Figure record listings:
§ §

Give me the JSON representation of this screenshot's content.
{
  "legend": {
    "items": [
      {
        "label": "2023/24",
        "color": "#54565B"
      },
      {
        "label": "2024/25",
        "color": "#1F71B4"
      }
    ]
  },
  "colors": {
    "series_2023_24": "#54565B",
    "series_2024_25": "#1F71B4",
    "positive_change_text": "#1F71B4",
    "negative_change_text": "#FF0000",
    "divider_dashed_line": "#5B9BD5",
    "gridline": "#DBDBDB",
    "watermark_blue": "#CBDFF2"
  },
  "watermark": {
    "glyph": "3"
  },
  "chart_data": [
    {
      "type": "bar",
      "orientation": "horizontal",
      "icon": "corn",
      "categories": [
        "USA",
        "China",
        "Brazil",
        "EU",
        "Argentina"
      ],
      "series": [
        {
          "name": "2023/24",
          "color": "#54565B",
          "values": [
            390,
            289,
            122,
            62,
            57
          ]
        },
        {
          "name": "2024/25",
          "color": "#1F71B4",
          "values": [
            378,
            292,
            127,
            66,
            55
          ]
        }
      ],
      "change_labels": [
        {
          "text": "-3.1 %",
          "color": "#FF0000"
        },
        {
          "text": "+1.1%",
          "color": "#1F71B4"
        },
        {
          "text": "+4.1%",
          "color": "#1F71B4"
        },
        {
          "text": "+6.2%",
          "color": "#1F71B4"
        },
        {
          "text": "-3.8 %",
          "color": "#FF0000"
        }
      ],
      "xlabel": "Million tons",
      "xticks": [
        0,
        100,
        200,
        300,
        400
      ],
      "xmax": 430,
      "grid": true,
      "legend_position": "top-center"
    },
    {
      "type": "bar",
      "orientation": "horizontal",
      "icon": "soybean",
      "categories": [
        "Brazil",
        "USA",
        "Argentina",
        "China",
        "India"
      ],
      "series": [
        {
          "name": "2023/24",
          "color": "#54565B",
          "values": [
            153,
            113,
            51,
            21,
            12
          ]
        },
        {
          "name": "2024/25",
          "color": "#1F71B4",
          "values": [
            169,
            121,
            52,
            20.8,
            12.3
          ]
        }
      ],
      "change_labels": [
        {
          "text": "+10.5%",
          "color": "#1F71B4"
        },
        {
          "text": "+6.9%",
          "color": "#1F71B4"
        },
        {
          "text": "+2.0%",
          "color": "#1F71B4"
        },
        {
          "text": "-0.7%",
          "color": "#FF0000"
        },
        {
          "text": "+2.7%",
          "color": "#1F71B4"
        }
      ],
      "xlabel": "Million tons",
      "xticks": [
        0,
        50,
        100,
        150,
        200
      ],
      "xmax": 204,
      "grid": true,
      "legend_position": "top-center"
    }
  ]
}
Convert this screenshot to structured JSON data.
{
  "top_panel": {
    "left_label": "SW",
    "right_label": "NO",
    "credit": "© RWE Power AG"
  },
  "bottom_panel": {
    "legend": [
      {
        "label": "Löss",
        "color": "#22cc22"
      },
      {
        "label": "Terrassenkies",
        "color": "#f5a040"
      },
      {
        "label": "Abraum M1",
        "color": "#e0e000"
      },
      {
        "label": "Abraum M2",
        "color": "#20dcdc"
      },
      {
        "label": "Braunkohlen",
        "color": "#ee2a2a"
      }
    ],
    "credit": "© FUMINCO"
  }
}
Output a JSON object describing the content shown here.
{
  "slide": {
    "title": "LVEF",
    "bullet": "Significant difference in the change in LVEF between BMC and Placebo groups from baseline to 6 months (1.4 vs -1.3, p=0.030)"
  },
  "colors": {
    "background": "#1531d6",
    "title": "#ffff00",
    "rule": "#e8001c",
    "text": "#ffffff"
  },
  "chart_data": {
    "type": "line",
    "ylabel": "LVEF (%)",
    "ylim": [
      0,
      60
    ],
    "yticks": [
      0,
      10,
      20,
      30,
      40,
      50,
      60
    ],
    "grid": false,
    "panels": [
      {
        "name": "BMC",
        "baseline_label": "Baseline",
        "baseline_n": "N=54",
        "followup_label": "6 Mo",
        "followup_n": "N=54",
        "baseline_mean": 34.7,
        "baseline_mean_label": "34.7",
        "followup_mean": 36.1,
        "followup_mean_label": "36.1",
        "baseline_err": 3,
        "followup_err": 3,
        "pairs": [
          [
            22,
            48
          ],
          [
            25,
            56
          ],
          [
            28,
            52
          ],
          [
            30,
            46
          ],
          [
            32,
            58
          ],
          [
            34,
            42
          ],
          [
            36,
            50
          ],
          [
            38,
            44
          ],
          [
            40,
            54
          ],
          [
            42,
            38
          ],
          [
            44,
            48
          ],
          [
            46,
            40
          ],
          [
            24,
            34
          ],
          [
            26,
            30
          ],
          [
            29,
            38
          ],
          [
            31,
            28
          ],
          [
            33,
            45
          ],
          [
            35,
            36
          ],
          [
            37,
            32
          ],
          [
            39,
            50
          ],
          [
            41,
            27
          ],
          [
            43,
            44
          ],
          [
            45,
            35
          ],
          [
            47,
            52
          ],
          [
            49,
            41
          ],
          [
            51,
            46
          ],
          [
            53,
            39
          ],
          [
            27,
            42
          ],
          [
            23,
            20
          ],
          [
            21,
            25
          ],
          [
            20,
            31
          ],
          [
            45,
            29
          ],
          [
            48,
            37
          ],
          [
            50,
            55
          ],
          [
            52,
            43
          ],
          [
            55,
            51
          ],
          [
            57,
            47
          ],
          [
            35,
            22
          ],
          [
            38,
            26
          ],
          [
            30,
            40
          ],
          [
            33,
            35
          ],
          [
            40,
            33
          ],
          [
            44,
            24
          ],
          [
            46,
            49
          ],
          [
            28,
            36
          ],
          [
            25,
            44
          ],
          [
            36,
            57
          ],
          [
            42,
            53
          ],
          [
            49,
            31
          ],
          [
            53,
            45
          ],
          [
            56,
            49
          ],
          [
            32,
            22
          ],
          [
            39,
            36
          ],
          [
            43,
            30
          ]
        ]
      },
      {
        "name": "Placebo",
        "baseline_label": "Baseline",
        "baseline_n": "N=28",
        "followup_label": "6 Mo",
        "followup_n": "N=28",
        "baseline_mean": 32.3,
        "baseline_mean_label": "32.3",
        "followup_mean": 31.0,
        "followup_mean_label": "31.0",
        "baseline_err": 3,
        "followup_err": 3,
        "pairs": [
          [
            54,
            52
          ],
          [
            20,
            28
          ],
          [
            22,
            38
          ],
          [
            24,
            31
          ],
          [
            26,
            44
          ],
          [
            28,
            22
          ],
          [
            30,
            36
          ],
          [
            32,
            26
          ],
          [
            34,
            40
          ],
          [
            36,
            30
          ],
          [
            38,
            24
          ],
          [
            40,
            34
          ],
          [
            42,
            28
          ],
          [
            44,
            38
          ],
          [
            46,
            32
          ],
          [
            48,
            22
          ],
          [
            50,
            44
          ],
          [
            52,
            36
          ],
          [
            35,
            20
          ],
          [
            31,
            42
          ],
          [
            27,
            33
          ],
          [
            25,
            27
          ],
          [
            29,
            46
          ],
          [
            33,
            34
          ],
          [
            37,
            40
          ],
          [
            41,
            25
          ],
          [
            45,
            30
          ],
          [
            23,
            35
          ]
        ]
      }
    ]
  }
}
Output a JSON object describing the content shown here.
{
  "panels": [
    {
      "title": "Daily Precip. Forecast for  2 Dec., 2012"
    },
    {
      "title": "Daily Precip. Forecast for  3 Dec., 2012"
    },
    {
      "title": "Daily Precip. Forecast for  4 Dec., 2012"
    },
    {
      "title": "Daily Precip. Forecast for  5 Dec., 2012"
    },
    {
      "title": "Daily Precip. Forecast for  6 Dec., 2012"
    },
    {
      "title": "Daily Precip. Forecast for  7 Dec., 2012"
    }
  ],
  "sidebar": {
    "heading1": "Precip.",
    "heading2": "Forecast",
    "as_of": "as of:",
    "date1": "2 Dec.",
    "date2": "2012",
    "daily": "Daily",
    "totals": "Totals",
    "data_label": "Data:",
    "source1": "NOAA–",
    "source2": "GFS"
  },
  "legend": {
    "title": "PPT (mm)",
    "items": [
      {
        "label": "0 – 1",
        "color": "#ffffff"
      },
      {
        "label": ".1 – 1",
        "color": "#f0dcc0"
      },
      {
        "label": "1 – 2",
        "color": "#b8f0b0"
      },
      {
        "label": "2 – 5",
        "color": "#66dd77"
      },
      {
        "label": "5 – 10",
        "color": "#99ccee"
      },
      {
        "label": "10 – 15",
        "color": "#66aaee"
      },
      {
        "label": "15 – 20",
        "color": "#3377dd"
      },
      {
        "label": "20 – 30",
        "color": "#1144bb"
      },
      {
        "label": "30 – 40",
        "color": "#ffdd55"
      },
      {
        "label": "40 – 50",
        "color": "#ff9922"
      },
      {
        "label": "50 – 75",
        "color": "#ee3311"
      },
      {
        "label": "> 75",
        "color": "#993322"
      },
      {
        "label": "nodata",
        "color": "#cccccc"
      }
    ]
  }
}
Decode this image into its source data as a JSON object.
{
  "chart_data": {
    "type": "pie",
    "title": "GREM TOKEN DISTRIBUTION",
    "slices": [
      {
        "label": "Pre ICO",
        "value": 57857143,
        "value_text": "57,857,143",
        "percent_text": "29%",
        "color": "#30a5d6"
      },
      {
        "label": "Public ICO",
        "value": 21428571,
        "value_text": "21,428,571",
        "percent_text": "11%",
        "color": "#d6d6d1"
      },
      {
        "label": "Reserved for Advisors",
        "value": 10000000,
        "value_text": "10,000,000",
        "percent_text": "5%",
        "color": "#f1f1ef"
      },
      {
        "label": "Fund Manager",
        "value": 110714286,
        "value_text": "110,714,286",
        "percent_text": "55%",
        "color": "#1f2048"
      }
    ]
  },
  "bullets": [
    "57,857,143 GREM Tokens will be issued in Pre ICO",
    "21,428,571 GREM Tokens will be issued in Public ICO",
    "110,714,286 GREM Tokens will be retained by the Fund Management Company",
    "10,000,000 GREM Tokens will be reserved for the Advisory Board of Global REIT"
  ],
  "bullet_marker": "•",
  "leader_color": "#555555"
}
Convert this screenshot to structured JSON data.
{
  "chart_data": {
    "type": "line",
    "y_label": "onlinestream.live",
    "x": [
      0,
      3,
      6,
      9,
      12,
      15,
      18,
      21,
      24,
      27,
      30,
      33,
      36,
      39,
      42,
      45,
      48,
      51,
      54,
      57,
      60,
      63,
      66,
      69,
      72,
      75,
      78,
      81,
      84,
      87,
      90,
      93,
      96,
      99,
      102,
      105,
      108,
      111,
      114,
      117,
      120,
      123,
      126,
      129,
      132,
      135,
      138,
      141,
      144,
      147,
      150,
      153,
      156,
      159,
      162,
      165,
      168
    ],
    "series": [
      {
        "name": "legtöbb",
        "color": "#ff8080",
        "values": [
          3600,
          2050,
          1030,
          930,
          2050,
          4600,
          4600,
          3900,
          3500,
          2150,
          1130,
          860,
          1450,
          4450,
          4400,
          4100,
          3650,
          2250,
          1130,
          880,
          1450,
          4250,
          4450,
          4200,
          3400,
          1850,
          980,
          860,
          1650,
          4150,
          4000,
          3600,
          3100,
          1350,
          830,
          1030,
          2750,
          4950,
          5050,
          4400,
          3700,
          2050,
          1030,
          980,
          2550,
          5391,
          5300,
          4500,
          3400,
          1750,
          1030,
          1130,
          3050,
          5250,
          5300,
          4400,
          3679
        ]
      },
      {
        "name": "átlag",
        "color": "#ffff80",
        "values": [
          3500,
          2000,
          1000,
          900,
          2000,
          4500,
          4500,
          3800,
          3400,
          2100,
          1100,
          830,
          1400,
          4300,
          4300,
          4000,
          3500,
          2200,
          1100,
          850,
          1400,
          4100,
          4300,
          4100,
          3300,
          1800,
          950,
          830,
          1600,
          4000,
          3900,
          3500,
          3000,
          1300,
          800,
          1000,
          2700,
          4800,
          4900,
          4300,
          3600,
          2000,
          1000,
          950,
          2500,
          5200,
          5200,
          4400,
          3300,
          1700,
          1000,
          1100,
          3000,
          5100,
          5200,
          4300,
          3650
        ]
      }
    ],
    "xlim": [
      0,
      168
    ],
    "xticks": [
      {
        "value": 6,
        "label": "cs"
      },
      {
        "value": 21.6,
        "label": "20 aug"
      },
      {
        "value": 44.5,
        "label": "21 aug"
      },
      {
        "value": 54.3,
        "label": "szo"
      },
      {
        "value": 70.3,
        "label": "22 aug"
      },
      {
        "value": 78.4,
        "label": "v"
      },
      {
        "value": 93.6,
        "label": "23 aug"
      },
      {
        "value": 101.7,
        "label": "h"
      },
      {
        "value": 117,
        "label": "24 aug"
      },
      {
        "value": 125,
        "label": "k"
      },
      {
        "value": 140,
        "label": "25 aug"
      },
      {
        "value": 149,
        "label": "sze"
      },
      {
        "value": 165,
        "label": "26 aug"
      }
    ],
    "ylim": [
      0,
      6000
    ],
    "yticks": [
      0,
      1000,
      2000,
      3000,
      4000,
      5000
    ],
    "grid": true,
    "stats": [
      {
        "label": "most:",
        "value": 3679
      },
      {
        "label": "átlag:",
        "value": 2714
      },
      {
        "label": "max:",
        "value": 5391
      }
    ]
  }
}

§ §

### Problem details
Report every line containing the word "GREM" from the listing above.

### Finished task
    "title": "GREM TOKEN DISTRIBUTION",
    "57,857,143 GREM Tokens will be issued in Pre ICO",
    "21,428,571 GREM Tokens will be issued in Public ICO",
    "110,714,286 GREM Tokens will be retained by the Fund Management Company",
    "10,000,000 GREM Tokens will be reserved for the Advisory Board of Global REIT"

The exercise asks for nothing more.